Write out each entry again. Keep every word exactly as it is.
-*-
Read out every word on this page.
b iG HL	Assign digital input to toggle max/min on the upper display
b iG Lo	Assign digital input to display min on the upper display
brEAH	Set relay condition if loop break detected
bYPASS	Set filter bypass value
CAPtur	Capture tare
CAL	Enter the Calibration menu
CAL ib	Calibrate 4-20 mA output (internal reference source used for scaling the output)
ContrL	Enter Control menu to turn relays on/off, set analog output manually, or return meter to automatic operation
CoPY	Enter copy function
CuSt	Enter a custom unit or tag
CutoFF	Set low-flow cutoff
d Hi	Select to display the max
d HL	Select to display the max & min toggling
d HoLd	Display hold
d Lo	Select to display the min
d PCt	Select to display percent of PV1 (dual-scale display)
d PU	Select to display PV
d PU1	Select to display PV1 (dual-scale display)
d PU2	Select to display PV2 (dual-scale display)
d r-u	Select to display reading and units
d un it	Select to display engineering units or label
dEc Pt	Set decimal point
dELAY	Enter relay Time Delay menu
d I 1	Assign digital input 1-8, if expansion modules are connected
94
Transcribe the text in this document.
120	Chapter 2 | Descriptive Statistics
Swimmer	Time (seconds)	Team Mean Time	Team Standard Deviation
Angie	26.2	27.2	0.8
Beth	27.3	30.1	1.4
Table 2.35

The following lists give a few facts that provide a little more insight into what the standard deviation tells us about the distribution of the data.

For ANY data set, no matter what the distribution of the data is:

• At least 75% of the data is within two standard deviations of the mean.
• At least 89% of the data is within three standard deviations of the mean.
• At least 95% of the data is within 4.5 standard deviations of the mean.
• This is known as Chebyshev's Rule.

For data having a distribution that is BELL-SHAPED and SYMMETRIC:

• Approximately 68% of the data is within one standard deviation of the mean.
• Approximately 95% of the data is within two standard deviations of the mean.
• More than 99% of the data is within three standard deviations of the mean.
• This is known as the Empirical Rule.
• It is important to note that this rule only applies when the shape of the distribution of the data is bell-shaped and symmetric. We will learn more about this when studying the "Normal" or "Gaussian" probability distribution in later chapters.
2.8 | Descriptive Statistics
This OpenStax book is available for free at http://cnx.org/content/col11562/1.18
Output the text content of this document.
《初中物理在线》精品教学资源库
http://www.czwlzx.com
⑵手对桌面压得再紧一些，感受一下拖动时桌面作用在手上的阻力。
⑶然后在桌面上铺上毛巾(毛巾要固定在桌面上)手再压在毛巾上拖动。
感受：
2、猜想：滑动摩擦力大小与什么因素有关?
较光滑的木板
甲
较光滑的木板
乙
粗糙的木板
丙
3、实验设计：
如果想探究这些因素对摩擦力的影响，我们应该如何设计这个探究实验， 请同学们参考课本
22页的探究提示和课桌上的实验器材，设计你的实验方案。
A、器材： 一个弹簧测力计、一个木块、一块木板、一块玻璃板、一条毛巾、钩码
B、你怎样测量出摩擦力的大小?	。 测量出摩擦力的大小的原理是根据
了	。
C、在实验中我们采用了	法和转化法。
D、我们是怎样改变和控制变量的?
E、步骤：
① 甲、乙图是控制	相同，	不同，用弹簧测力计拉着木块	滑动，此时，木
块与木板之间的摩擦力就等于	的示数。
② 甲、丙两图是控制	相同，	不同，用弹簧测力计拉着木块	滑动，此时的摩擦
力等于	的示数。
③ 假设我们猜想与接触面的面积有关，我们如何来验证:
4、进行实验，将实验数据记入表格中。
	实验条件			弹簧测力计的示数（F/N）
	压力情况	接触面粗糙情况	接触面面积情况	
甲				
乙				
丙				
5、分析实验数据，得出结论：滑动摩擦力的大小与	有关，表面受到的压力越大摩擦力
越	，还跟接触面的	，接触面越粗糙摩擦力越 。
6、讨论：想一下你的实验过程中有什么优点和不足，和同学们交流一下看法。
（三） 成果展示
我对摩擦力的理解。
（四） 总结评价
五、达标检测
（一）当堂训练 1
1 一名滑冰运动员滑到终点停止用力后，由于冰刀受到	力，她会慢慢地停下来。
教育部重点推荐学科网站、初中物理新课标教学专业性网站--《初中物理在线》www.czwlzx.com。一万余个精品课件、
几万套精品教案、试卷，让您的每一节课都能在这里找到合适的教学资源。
-*-
Output.
Read out every word on this page.
b iG HL	Assign digital input to toggle max/min on the upper display
b iG Lo	Assign digital input to display min on the upper display
brEAH	Set relay condition if loop break detected
bYPASS	Set filter bypass value
CAPtur	Capture tare
CAL	Enter the Calibration menu
CAL ib	Calibrate 4-20 mA output (internal reference source used for scaling the output)
ContrL	Enter Control menu to turn relays on/off, set analog output manually, or return meter to automatic operation
CoPY	Enter copy function
CuSt	Enter a custom unit or tag
CutoFF	Set low-flow cutoff
d Hi	Select to display the max
d HL	Select to display the max & min toggling
d HoLd	Display hold
d Lo	Select to display the min
d PCt	Select to display percent of PV1 (dual-scale display)
d PU	Select to display PV
d PU1	Select to display PV1 (dual-scale display)
d PU2	Select to display PV2 (dual-scale display)
d r-u	Select to display reading and units
d un it	Select to display engineering units or label
dEc Pt	Set decimal point
dELAY	Enter relay Time Delay menu
d I 1	Assign digital input 1-8, if expansion modules are connected
94
Transcribe the text in this document.
120	Chapter 2 | Descriptive Statistics
Swimmer	Time (seconds)	Team Mean Time	Team Standard Deviation
Angie	26.2	27.2	0.8
Beth	27.3	30.1	1.4
Table 2.35

The following lists give a few facts that provide a little more insight into what the standard deviation tells us about the distribution of the data.

For ANY data set, no matter what the distribution of the data is:

• At least 75% of the data is within two standard deviations of the mean.
• At least 89% of the data is within three standard deviations of the mean.
• At least 95% of the data is within 4.5 standard deviations of the mean.
• This is known as Chebyshev's Rule.

For data having a distribution that is BELL-SHAPED and SYMMETRIC:

• Approximately 68% of the data is within one standard deviation of the mean.
• Approximately 95% of the data is within two standard deviations of the mean.
• More than 99% of the data is within three standard deviations of the mean.
• This is known as the Empirical Rule.
• It is important to note that this rule only applies when the shape of the distribution of the data is bell-shaped and symmetric. We will learn more about this when studying the "Normal" or "Gaussian" probability distribution in later chapters.
2.8 | Descriptive Statistics
This OpenStax book is available for free at http://cnx.org/content/col11562/1.18
Output the text content of this document.
《初中物理在线》精品教学资源库
http://www.czwlzx.com
⑵手对桌面压得再紧一些，感受一下拖动时桌面作用在手上的阻力。
⑶然后在桌面上铺上毛巾(毛巾要固定在桌面上)手再压在毛巾上拖动。
感受：
2、猜想：滑动摩擦力大小与什么因素有关?
较光滑的木板
甲
较光滑的木板
乙
粗糙的木板
丙
3、实验设计：
如果想探究这些因素对摩擦力的影响，我们应该如何设计这个探究实验， 请同学们参考课本
22页的探究提示和课桌上的实验器材，设计你的实验方案。
A、器材： 一个弹簧测力计、一个木块、一块木板、一块玻璃板、一条毛巾、钩码
B、你怎样测量出摩擦力的大小?	。 测量出摩擦力的大小的原理是根据
了	。
C、在实验中我们采用了	法和转化法。
D、我们是怎样改变和控制变量的?
E、步骤：
① 甲、乙图是控制	相同，	不同，用弹簧测力计拉着木块	滑动，此时，木
块与木板之间的摩擦力就等于	的示数。
② 甲、丙两图是控制	相同，	不同，用弹簧测力计拉着木块	滑动，此时的摩擦
力等于	的示数。
③ 假设我们猜想与接触面的面积有关，我们如何来验证:
4、进行实验，将实验数据记入表格中。
	实验条件			弹簧测力计的示数（F/N）
	压力情况	接触面粗糙情况	接触面面积情况	
甲				
乙				
丙				
5、分析实验数据，得出结论：滑动摩擦力的大小与	有关，表面受到的压力越大摩擦力
越	，还跟接触面的	，接触面越粗糙摩擦力越 。
6、讨论：想一下你的实验过程中有什么优点和不足，和同学们交流一下看法。
（三） 成果展示
我对摩擦力的理解。
（四） 总结评价
五、达标检测
（一）当堂训练 1
1 一名滑冰运动员滑到终点停止用力后，由于冰刀受到	力，她会慢慢地停下来。
教育部重点推荐学科网站、初中物理新课标教学专业性网站--《初中物理在线》www.czwlzx.com。一万余个精品课件、
几万套精品教案、试卷，让您的每一节课都能在这里找到合适的教学资源。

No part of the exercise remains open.